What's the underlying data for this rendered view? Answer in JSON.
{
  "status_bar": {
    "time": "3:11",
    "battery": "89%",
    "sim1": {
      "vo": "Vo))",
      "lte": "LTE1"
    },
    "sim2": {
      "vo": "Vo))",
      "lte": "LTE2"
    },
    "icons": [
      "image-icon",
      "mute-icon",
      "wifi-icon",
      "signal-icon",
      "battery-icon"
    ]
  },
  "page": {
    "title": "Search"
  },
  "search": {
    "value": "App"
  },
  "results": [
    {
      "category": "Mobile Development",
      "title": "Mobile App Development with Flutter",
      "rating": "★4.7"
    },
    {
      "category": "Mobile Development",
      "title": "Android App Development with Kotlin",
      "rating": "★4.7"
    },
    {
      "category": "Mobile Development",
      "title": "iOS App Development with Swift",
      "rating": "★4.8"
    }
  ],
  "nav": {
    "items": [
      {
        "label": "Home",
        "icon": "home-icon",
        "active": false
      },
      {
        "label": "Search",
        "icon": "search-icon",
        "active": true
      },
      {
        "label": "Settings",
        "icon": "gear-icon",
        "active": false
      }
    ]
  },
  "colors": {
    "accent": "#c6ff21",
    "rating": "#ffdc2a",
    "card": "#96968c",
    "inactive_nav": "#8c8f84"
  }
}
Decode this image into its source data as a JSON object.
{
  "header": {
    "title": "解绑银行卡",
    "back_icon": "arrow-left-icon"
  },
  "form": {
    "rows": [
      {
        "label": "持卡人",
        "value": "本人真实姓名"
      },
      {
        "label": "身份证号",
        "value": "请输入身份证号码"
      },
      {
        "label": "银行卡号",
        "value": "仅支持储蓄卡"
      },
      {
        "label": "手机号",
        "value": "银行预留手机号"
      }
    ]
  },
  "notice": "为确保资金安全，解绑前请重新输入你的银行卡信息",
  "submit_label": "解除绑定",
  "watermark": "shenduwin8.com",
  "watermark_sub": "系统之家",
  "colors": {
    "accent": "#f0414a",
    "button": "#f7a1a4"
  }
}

* Task brief
Extract the entries above verbatim.

* Response to this exercise
What's the underlying data for this rendered view? Answer in JSON.
{
  "status_bar": {
    "time": "3:11",
    "battery": "89%",
    "sim1": {
      "vo": "Vo))",
      "lte": "LTE1"
    },
    "sim2": {
      "vo": "Vo))",
      "lte": "LTE2"
    },
    "icons": [
      "image-icon",
      "mute-icon",
      "wifi-icon",
      "signal-icon",
      "battery-icon"
    ]
  },
  "page": {
    "title": "Search"
  },
  "search": {
    "value": "App"
  },
  "results": [
    {
      "category": "Mobile Development",
      "title": "Mobile App Development with Flutter",
      "rating": "★4.7"
    },
    {
      "category": "Mobile Development",
      "title": "Android App Development with Kotlin",
      "rating": "★4.7"
    },
    {
      "category": "Mobile Development",
      "title": "iOS App Development with Swift",
      "rating": "★4.8"
    }
  ],
  "nav": {
    "items": [
      {
        "label": "Home",
        "icon": "home-icon",
        "active": false
      },
      {
        "label": "Search",
        "icon": "search-icon",
        "active": true
      },
      {
        "label": "Settings",
        "icon": "gear-icon",
        "active": false
      }
    ]
  },
  "colors": {
    "accent": "#c6ff21",
    "rating": "#ffdc2a",
    "card": "#96968c",
    "inactive_nav": "#8c8f84"
  }
}
Decode this image into its source data as a JSON object.
{
  "header": {
    "title": "解绑银行卡",
    "back_icon": "arrow-left-icon"
  },
  "form": {
    "rows": [
      {
        "label": "持卡人",
        "value": "本人真实姓名"
      },
      {
        "label": "身份证号",
        "value": "请输入身份证号码"
      },
      {
        "label": "银行卡号",
        "value": "仅支持储蓄卡"
      },
      {
        "label": "手机号",
        "value": "银行预留手机号"
      }
    ]
  },
  "notice": "为确保资金安全，解绑前请重新输入你的银行卡信息",
  "submit_label": "解除绑定",
  "watermark": "shenduwin8.com",
  "watermark_sub": "系统之家",
  "colors": {
    "accent": "#f0414a",
    "button": "#f7a1a4"
  }
}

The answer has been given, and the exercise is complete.